→ **What is expected**: Your task is to reproduce the entries below word for word.

→ **Given information**:
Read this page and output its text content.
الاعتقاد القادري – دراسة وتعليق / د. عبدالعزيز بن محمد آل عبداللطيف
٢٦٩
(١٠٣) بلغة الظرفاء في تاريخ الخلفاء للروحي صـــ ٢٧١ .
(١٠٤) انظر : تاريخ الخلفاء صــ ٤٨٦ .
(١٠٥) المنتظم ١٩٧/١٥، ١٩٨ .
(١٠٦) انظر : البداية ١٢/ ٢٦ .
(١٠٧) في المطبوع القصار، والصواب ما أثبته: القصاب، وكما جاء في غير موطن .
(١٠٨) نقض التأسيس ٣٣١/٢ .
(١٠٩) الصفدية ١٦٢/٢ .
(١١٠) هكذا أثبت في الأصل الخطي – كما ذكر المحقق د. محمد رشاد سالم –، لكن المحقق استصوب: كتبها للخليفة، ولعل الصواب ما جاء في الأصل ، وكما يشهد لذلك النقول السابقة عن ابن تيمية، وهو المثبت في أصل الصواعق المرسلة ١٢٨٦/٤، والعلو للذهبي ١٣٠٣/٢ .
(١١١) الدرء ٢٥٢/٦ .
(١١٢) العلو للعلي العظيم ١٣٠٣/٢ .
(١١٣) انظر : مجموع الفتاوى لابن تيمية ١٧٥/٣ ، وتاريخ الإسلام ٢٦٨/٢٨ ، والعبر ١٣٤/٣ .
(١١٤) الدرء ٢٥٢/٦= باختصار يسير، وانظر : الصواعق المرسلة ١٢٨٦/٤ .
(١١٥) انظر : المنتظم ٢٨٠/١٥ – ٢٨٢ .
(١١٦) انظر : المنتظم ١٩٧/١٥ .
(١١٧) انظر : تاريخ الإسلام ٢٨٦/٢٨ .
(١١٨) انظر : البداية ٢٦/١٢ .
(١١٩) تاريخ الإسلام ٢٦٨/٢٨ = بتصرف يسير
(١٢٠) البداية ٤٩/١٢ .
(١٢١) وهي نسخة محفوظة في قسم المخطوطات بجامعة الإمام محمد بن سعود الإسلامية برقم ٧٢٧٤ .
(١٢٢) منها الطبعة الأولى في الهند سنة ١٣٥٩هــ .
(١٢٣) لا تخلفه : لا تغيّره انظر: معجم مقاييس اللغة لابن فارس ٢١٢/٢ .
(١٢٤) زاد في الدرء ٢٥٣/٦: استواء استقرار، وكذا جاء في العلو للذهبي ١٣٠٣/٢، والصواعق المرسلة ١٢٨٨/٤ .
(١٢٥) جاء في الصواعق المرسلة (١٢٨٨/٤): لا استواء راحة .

→ **Full answer**:
Read this page and output its text content.
الاعتقاد القادري – دراسة وتعليق / د. عبدالعزيز بن محمد آل عبداللطيف
٢٦٩
(١٠٣) بلغة الظرفاء في تاريخ الخلفاء للروحي صـــ ٢٧١ .
(١٠٤) انظر : تاريخ الخلفاء صــ ٤٨٦ .
(١٠٥) المنتظم ١٩٧/١٥، ١٩٨ .
(١٠٦) انظر : البداية ١٢/ ٢٦ .
(١٠٧) في المطبوع القصار، والصواب ما أثبته: القصاب، وكما جاء في غير موطن .
(١٠٨) نقض التأسيس ٣٣١/٢ .
(١٠٩) الصفدية ١٦٢/٢ .
(١١٠) هكذا أثبت في الأصل الخطي – كما ذكر المحقق د. محمد رشاد سالم –، لكن المحقق استصوب: كتبها للخليفة، ولعل الصواب ما جاء في الأصل ، وكما يشهد لذلك النقول السابقة عن ابن تيمية، وهو المثبت في أصل الصواعق المرسلة ١٢٨٦/٤، والعلو للذهبي ١٣٠٣/٢ .
(١١١) الدرء ٢٥٢/٦ .
(١١٢) العلو للعلي العظيم ١٣٠٣/٢ .
(١١٣) انظر : مجموع الفتاوى لابن تيمية ١٧٥/٣ ، وتاريخ الإسلام ٢٦٨/٢٨ ، والعبر ١٣٤/٣ .
(١١٤) الدرء ٢٥٢/٦= باختصار يسير، وانظر : الصواعق المرسلة ١٢٨٦/٤ .
(١١٥) انظر : المنتظم ٢٨٠/١٥ – ٢٨٢ .
(١١٦) انظر : المنتظم ١٩٧/١٥ .
(١١٧) انظر : تاريخ الإسلام ٢٨٦/٢٨ .
(١١٨) انظر : البداية ٢٦/١٢ .
(١١٩) تاريخ الإسلام ٢٦٨/٢٨ = بتصرف يسير
(١٢٠) البداية ٤٩/١٢ .
(١٢١) وهي نسخة محفوظة في قسم المخطوطات بجامعة الإمام محمد بن سعود الإسلامية برقم ٧٢٧٤ .
(١٢٢) منها الطبعة الأولى في الهند سنة ١٣٥٩هــ .
(١٢٣) لا تخلفه : لا تغيّره انظر: معجم مقاييس اللغة لابن فارس ٢١٢/٢ .
(١٢٤) زاد في الدرء ٢٥٣/٦: استواء استقرار، وكذا جاء في العلو للذهبي ١٣٠٣/٢، والصواعق المرسلة ١٢٨٨/٤ .
(١٢٥) جاء في الصواعق المرسلة (١٢٨٨/٤): لا استواء راحة .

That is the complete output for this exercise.